- **Task description**
How many lines of the data include the string "prop"? State the number and nothing else.

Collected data
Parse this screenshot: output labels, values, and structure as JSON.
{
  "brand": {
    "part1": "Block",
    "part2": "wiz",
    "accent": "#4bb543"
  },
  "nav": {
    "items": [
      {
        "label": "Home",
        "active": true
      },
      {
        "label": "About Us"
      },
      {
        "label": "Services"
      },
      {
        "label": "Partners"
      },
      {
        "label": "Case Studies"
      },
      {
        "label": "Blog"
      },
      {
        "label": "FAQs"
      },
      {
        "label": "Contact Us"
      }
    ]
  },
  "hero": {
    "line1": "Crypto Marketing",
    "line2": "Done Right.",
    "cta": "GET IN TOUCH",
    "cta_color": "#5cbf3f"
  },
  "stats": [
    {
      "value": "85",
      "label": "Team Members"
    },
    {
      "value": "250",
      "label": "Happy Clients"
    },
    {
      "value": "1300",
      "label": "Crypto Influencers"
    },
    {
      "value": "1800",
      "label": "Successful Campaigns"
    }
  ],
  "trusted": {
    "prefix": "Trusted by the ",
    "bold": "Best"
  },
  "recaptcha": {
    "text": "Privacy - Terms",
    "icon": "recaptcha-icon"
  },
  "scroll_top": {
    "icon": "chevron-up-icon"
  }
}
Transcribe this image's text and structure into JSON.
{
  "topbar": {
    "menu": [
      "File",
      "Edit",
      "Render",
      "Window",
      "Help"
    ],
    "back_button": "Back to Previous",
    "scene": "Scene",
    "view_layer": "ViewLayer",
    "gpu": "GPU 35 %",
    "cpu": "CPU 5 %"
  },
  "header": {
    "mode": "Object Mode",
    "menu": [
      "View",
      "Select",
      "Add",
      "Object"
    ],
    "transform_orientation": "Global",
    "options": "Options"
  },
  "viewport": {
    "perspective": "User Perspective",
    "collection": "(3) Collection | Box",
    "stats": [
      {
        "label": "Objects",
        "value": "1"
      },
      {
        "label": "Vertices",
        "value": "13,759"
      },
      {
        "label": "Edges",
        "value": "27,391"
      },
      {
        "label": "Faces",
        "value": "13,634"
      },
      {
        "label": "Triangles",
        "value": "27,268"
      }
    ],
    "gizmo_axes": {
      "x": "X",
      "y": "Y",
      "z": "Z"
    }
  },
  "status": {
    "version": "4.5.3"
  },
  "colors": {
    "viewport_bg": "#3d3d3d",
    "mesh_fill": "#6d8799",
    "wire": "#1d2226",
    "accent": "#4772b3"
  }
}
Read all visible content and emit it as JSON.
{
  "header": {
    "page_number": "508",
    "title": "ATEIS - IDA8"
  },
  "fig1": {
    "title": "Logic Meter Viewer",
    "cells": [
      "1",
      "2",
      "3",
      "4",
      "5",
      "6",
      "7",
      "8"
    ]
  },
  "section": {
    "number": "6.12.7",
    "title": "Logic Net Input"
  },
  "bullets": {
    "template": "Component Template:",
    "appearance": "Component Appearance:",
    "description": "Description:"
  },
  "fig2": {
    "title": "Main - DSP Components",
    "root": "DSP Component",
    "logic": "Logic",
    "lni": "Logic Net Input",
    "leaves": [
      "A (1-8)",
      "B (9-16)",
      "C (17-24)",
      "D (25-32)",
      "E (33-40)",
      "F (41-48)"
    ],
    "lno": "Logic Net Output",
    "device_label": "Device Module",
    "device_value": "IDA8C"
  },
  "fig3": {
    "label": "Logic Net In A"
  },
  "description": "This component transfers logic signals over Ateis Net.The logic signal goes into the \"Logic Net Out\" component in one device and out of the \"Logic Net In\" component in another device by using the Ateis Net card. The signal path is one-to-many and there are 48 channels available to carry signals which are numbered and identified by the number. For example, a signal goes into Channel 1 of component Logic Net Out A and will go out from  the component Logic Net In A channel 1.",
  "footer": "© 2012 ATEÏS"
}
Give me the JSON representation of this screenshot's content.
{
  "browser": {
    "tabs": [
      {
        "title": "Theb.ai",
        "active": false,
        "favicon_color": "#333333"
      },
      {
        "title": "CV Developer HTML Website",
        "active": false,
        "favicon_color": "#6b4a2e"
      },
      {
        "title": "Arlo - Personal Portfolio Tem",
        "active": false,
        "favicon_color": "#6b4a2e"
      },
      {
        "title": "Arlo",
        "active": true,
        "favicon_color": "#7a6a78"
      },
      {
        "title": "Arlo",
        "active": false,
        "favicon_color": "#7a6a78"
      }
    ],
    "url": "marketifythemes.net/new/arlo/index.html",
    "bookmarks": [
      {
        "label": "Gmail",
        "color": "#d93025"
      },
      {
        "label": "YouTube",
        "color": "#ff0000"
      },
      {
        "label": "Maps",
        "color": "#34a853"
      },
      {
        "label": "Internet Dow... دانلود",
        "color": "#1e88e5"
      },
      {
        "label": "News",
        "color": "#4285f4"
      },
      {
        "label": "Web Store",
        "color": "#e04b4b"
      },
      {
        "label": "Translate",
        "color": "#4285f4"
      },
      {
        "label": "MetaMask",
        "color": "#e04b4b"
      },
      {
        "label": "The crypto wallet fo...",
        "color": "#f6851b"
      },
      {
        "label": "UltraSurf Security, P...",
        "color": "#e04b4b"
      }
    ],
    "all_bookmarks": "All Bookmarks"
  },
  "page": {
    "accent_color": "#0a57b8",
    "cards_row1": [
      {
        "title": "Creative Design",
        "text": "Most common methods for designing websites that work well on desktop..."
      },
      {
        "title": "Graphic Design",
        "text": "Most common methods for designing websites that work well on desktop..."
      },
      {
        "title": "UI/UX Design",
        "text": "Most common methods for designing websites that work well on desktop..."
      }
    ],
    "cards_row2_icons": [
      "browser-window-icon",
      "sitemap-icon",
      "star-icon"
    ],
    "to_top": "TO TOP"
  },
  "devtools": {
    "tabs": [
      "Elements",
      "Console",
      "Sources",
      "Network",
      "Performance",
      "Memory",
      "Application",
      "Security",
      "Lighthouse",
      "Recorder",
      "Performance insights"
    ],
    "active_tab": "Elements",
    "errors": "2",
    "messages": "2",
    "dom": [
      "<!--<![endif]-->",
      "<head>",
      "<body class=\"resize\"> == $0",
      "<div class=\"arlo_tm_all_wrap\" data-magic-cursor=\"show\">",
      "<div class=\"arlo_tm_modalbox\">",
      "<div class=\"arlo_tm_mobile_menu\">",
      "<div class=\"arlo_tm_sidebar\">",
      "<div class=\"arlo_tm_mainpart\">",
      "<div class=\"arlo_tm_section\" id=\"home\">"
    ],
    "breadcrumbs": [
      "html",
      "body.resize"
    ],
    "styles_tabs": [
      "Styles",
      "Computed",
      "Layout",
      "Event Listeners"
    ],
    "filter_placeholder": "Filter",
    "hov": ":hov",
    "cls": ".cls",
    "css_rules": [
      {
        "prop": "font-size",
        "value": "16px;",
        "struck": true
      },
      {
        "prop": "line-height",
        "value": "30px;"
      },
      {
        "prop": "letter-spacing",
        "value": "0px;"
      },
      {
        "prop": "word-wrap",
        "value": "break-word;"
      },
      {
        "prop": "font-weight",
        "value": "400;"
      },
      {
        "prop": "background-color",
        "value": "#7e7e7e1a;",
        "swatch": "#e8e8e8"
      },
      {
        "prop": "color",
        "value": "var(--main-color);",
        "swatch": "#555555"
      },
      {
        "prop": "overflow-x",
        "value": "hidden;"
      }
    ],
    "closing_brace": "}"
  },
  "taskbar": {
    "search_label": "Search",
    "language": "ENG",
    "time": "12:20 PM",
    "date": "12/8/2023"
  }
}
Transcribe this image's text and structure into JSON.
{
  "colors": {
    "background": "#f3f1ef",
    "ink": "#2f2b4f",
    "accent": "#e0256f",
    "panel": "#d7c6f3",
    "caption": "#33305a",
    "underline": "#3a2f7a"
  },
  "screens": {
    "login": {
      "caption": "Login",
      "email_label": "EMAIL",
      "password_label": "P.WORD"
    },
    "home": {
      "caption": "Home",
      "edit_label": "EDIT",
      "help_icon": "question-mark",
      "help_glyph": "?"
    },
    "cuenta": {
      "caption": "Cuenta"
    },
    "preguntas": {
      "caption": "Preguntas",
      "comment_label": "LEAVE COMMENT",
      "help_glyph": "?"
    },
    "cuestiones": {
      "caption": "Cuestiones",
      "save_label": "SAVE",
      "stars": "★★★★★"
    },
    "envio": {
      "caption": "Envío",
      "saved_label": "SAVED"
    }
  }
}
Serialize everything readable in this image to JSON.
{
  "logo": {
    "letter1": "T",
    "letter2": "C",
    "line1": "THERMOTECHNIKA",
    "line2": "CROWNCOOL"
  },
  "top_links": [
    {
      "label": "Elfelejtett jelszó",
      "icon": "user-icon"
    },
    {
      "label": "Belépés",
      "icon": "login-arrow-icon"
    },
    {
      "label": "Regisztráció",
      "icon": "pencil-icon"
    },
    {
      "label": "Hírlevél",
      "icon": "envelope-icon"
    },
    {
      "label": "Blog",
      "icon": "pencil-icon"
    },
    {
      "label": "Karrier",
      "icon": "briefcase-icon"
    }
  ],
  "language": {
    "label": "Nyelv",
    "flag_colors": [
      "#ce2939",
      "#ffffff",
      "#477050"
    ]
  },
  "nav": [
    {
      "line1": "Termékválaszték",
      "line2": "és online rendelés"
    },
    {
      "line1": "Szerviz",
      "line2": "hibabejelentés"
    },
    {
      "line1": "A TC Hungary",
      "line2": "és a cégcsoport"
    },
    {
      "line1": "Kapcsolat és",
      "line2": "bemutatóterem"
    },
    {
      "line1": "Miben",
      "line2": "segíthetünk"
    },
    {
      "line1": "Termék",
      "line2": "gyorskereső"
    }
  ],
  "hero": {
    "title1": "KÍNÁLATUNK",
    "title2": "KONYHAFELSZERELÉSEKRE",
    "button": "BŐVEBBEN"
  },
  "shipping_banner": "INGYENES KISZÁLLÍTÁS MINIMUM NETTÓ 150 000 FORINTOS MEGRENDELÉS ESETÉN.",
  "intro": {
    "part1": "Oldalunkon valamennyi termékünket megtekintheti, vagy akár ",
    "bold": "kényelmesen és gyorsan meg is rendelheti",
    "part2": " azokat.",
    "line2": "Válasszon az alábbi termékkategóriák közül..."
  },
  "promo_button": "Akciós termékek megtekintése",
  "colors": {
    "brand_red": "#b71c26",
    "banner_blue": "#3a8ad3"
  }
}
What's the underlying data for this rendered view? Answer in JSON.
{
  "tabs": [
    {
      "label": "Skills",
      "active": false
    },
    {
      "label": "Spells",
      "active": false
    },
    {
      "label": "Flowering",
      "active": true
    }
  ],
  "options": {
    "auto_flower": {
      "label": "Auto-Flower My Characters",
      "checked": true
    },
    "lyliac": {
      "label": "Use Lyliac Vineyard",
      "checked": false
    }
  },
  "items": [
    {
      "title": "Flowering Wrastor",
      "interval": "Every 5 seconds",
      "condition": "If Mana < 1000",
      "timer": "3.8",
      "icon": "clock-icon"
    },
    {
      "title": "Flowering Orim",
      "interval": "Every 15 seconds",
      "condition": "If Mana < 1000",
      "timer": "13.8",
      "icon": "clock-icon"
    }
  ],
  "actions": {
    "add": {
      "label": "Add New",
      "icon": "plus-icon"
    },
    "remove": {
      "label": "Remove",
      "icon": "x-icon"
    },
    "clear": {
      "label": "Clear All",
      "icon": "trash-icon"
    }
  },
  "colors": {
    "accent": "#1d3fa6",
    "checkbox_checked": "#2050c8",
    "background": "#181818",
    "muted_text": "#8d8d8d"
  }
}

- **Response to this task**
8